| Exercise objective |
Compile every line that includes the word "PARA".

| Extracted information |
○ ○ ○ ○ ○

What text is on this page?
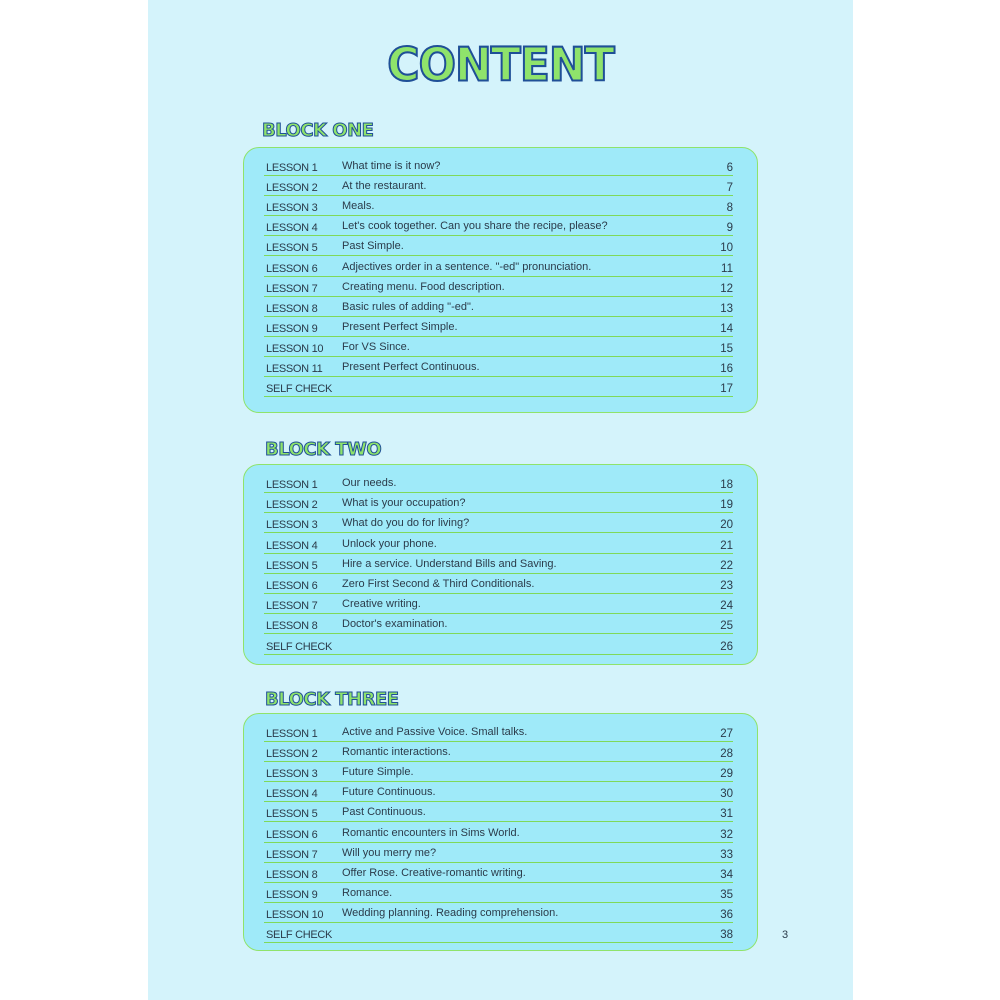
CONTENT
BLOCK ONE
LESSON 1 What time is it now?	6
LESSON 2 At the restaurant.	7
LESSON 3 Meals.	8
LESSON 4 Let's cook together. Can you share the recipe, please?	9
LESSON 5 Past Simple.	10
LESSON 6 Adjectives order in a sentence. "-ed" pronunciation.	11
LESSON 7 Creating menu. Food description.	12
LESSON 8 Basic rules of adding "-ed".	13
LESSON 9 Present Perfect Simple.	14
LESSON 10 For VS Since.	15
LESSON 11 Present Perfect Continuous.	16
SELF CHECK	17
BLOCK TWO
LESSON 1 Our needs.	18
LESSON 2 What is your occupation?	19
LESSON 3 What do you do for living?	20
LESSON 4 Unlock your phone.	21
LESSON 5 Hire a service. Understand Bills and Saving.	22
LESSON 6 Zero First Second & Third Conditionals.	23
LESSON 7 Creative writing.	24
LESSON 8 Doctor's examination.	25
SELF CHECK	26
BLOCK THREE
LESSON 1 Active and Passive Voice. Small talks.	27
LESSON 2 Romantic interactions.	28
LESSON 3 Future Simple.	29
LESSON 4 Future Continuous.	30
LESSON 5 Past Continuous.	31
LESSON 6 Romantic encounters in Sims World.	32
LESSON 7 Will you merry me?	33
LESSON 8 Offer Rose. Creative-romantic writing.	34
LESSON 9 Romance.	35
LESSON 10 Wedding planning. Reading comprehension.	36
SELF CHECK	38	3
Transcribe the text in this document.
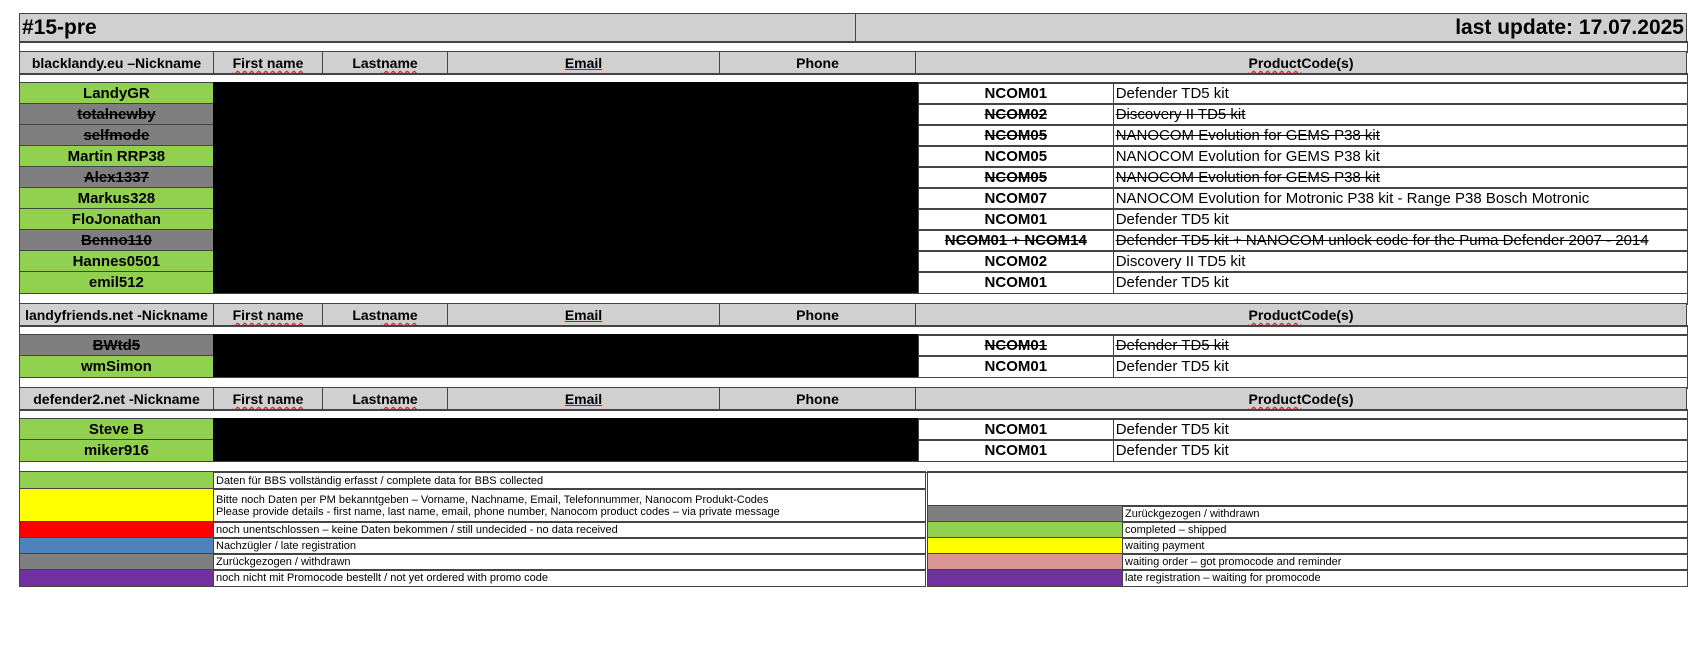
#15-pre	last update: 17.07.2025
blacklandy.eu –Nickname	First name	Last name	Email	Phone	Product Code(s)
LandyGR	NCOM01	Defender TD5 kit
totalnewby	NCOM02	Discovery II TD5 kit
selfmode	NCOM05	NANOCOM Evolution for GEMS P38 kit
Martin RRP38	NCOM05	NANOCOM Evolution for GEMS P38 kit
Alex1337	NCOM05	NANOCOM Evolution for GEMS P38 kit
Markus328	NCOM07	NANOCOM Evolution for Motronic P38 kit - Range P38 Bosch Motronic
FloJonathan	NCOM01	Defender TD5 kit
Benno110	NCOM01 + NCOM14	Defender TD5 kit + NANOCOM unlock code for the Puma Defender 2007 - 2014
Hannes0501	NCOM02	Discovery II TD5 kit
emil512	NCOM01	Defender TD5 kit
landyfriends.net -Nickname	First name	Last name	Email	Phone	Product Code(s)
BWtd5	NCOM01	Defender TD5 kit
wmSimon	NCOM01	Defender TD5 kit
defender2.net -Nickname	First name	Last name	Email	Phone	Product Code(s)
Steve B	NCOM01	Defender TD5 kit
miker916	NCOM01	Defender TD5 kit
Daten für BBS vollständig erfasst / complete data for BBS collected
Bitte noch Daten per PM bekanntgeben – Vorname, Nachname, Email, Telefonnummer, Nanocom Produkt-Codes
Please provide details - first name, last name, email, phone number, Nanocom product codes – via private message
noch unentschlossen – keine Daten bekommen / still undecided - no data received
Nachzügler / late registration
Zurückgezogen / withdrawn
noch nicht mit Promocode bestellt / not yet ordered with promo code
Zurückgezogen / withdrawn
completed – shipped
waiting payment
waiting order – got promocode and reminder
late registration – waiting for promocode
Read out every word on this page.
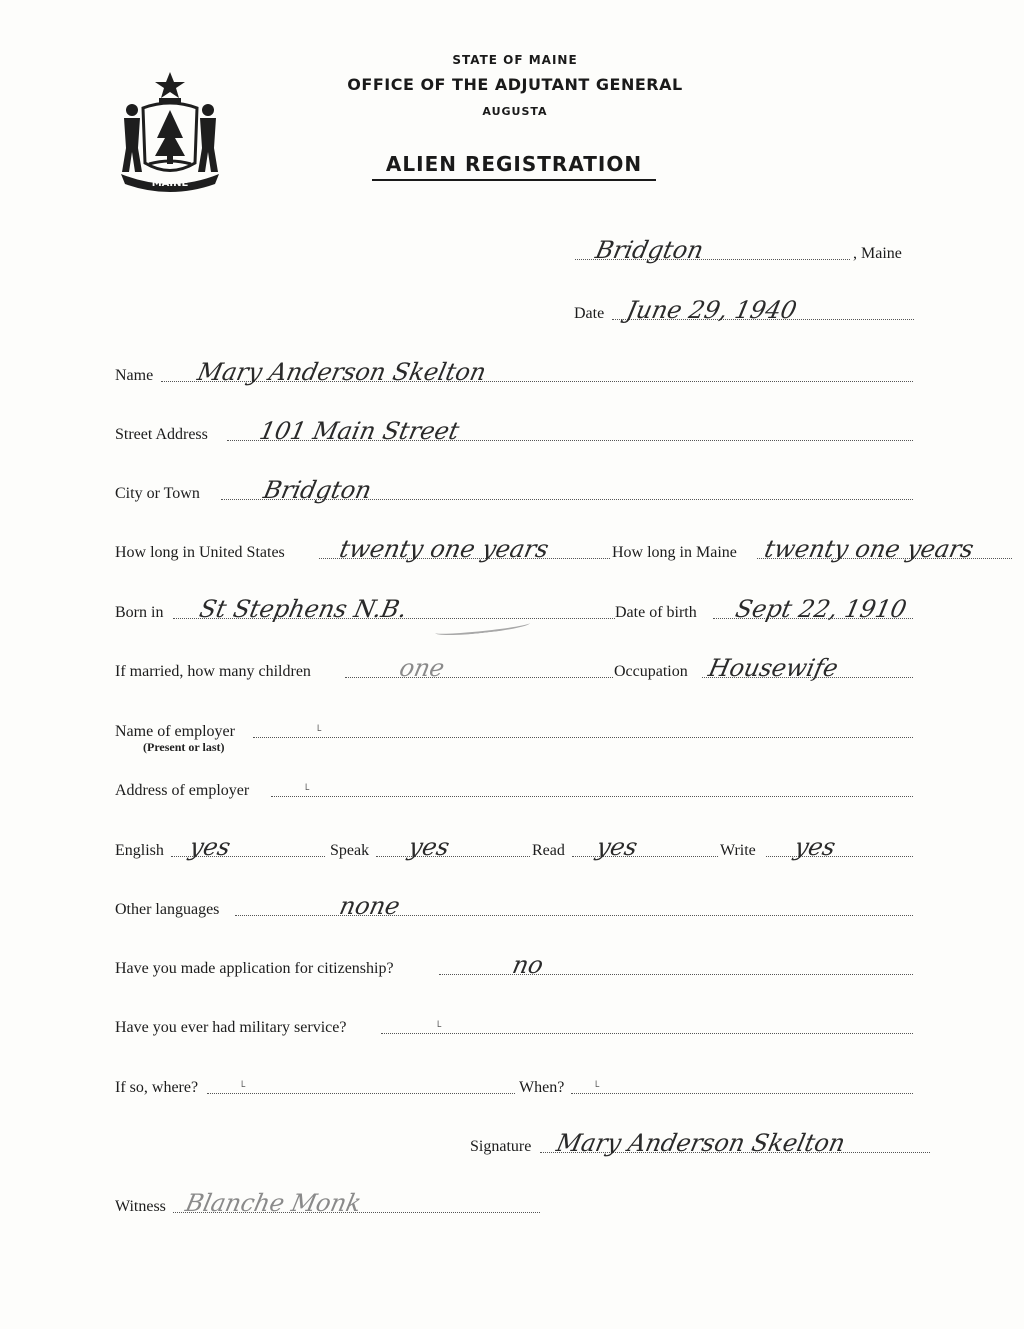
MAINE
STATE OF MAINE
OFFICE OF THE ADJUTANT GENERAL
AUGUSTA
ALIEN REGISTRATION
Bridgton	, Maine
Date June 29, 1940
Name Mary Anderson Skelton
Street Address 101 Main Street
City or Town	Bridgton
How long in United States twenty one years	How long in Maine twenty one years
Born in St Stephens N.B.	Date of birth Sept 22, 1910
If married, how many children	one	Occupation Housewife
Name of employer	˪
(Present or last)
Address of employer	˪
English yes	Speak yes	Read yes	Write yes
Other languages	none
Have you made application for citizenship?	no
Have you ever had military service?	˪
If so, where?	˪	When? ˪
Signature Mary Anderson Skelton
Witness Blanche Monk
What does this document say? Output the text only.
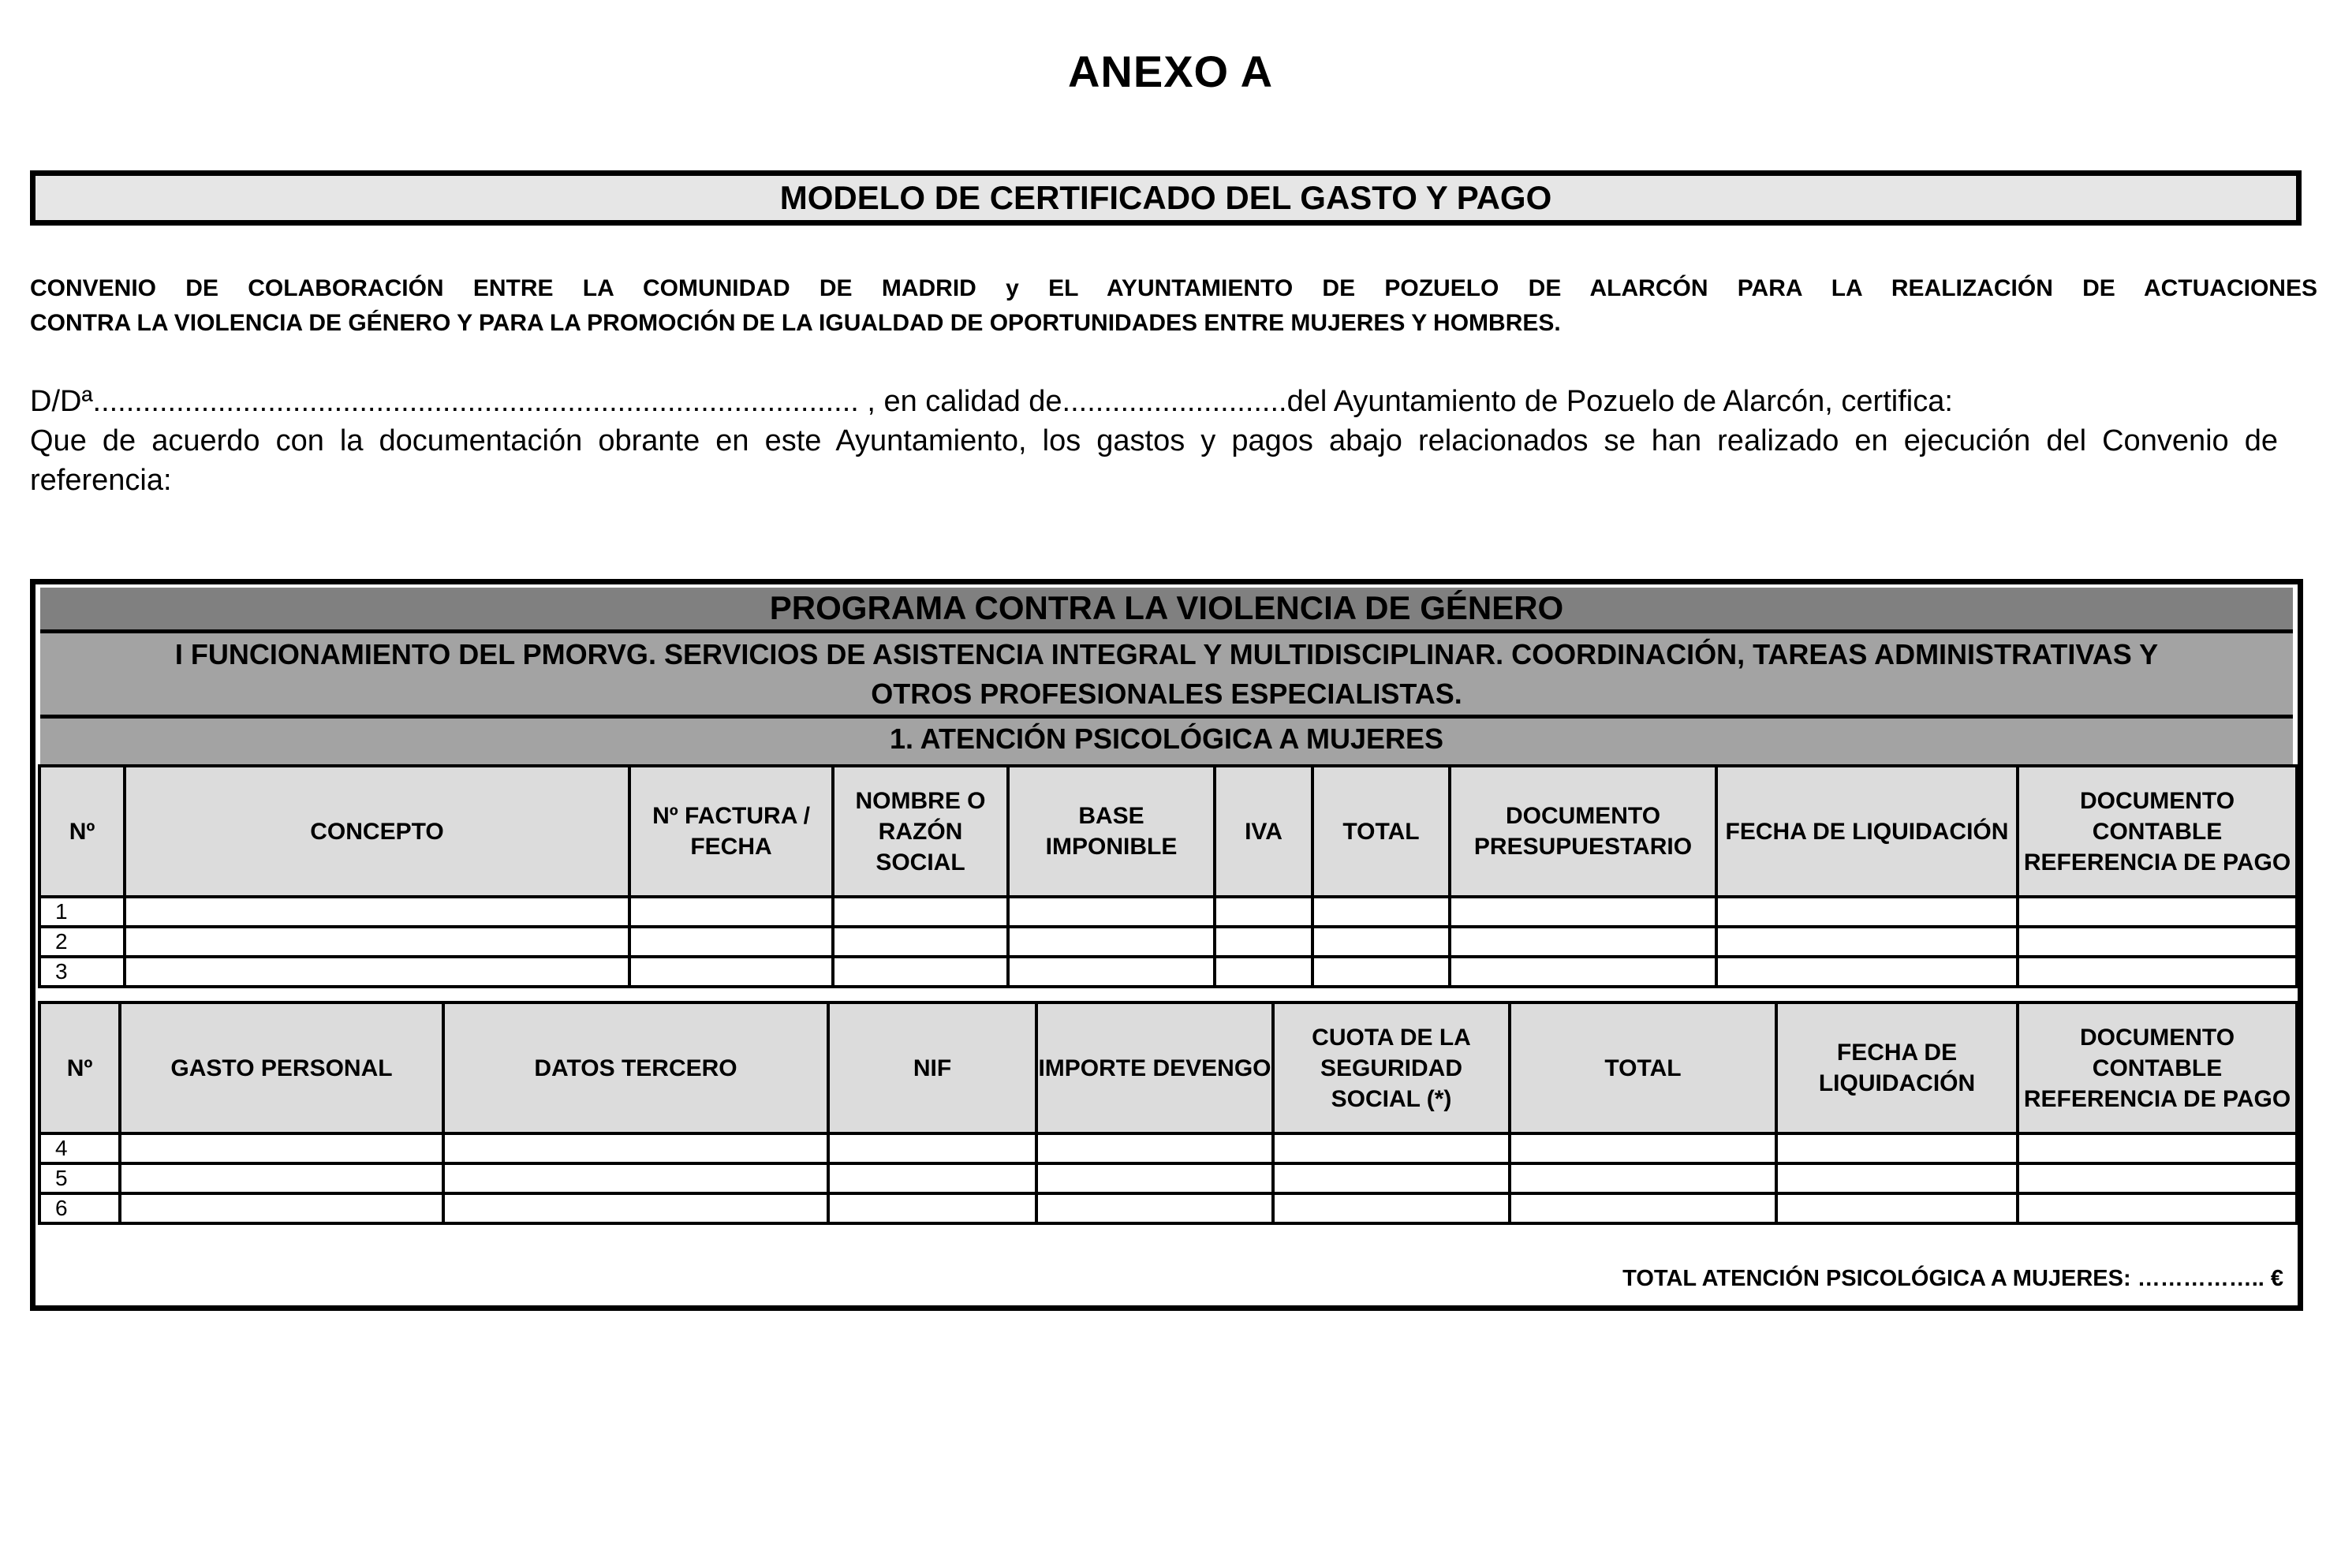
ANEXO A
MODELO DE CERTIFICADO DEL GASTO Y PAGO
CONVENIO DE COLABORACIÓN ENTRE LA COMUNIDAD DE MADRID y EL AYUNTAMIENTO DE POZUELO DE ALARCÓN PARA LA REALIZACIÓN DE ACTUACIONES
CONTRA LA VIOLENCIA DE GÉNERO Y PARA LA PROMOCIÓN DE LA IGUALDAD DE OPORTUNIDADES ENTRE MUJERES Y HOMBRES.
D/Dª............................................................................................ , en calidad de...........................del Ayuntamiento de Pozuelo de Alarcón, certifica:
Que de acuerdo con la documentación obrante en este Ayuntamiento, los gastos y pagos abajo relacionados se han realizado en ejecución del Convenio de
referencia:
PROGRAMA CONTRA LA VIOLENCIA DE GÉNERO
I FUNCIONAMIENTO DEL PMORVG. SERVICIOS DE ASISTENCIA INTEGRAL Y MULTIDISCIPLINAR. COORDINACIÓN, TAREAS ADMINISTRATIVAS Y
OTROS PROFESIONALES ESPECIALISTAS.
1. ATENCIÓN PSICOLÓGICA A MUJERES
Nº	CONCEPTO	Nº FACTURA / FECHA	NOMBRE O RAZÓN SOCIAL	BASE IMPONIBLE	IVA	TOTAL	DOCUMENTO PRESUPUESTARIO	FECHA DE LIQUIDACIÓN	DOCUMENTO CONTABLE REFERENCIA DE PAGO
1									
2									
3									
Nº	GASTO PERSONAL	DATOS TERCERO	NIF	IMPORTE DEVENGO	CUOTA DE LA SEGURIDAD SOCIAL (*)	TOTAL	FECHA DE LIQUIDACIÓN	DOCUMENTO CONTABLE REFERENCIA DE PAGO
4								
5								
6								
TOTAL ATENCIÓN PSICOLÓGICA A MUJERES: …………….. €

○ ○ ○ ○ ○

| Complete answer |
CONVENIO DE COLABORACIÓN ENTRE LA COMUNIDAD DE MADRID y EL AYUNTAMIENTO DE POZUELO DE ALARCÓN PARA LA REALIZACIÓN DE ACTUACIONES
CONTRA LA VIOLENCIA DE GÉNERO Y PARA LA PROMOCIÓN DE LA IGUALDAD DE OPORTUNIDADES ENTRE MUJERES Y HOMBRES.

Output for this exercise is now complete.